What is being asked: Identify the lines containing the word "Алмату". Copy each one.

Records supplied:
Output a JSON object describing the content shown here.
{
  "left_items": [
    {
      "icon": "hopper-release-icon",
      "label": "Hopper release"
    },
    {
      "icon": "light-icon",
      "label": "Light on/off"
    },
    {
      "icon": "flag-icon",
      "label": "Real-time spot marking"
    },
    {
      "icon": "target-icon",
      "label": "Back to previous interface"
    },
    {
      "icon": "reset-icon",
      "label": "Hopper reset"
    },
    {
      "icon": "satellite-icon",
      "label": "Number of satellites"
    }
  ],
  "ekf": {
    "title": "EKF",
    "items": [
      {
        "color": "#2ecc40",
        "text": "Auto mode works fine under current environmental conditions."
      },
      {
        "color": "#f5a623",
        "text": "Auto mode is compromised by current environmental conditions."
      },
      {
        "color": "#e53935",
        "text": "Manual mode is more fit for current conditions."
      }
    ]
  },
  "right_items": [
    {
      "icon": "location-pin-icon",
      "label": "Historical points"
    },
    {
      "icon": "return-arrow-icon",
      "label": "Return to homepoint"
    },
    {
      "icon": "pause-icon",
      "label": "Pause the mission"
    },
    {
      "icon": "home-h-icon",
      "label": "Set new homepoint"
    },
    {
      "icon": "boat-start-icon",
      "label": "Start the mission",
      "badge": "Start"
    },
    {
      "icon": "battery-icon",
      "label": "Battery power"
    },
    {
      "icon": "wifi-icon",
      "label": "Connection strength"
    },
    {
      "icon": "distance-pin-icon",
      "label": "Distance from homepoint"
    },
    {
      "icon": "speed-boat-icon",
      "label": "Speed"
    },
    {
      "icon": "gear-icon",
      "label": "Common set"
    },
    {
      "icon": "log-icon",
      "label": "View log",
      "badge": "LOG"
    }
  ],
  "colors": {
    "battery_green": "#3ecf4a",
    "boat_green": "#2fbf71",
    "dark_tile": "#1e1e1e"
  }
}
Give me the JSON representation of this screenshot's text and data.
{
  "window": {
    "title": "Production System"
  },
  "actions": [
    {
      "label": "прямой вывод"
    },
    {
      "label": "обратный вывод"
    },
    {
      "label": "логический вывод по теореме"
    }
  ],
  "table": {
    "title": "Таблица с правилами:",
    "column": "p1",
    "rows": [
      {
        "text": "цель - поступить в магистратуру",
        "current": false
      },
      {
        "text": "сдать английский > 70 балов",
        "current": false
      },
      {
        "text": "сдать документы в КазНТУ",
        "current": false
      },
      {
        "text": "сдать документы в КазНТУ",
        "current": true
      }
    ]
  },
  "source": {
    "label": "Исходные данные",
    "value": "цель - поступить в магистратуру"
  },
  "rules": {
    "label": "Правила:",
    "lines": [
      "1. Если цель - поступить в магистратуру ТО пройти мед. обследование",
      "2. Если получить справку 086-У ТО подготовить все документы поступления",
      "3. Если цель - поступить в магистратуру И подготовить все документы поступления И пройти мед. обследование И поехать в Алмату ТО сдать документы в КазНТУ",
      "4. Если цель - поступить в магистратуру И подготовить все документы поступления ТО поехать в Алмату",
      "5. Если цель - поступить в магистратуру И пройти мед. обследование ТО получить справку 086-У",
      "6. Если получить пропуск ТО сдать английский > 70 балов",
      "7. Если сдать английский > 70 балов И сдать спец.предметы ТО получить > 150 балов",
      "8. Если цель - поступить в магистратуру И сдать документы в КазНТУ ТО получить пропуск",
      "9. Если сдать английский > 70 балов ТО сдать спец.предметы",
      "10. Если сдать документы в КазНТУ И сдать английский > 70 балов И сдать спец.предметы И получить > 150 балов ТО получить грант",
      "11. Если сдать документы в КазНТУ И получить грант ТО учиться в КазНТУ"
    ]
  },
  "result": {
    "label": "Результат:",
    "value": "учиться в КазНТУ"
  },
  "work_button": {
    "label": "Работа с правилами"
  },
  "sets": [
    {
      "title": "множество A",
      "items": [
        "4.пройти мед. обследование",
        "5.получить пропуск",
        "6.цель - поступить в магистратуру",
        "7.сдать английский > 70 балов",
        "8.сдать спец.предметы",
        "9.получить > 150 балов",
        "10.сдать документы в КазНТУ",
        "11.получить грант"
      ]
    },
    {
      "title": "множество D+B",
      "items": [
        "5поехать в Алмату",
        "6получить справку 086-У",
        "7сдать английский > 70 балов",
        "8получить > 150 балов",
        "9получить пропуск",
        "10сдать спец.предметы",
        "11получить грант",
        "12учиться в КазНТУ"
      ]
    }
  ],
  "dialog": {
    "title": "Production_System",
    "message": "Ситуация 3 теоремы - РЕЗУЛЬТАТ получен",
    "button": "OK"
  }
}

Answer to the exercise:
      "3. Если цель - поступить в магистратуру И подготовить все документы поступления И пройти мед. обследование И поехать в Алмату ТО сдать документы в КазНТУ",
      "4. Если цель - поступить в магистратуру И подготовить все документы поступления ТО поехать в Алмату",
        "5поехать в Алмату",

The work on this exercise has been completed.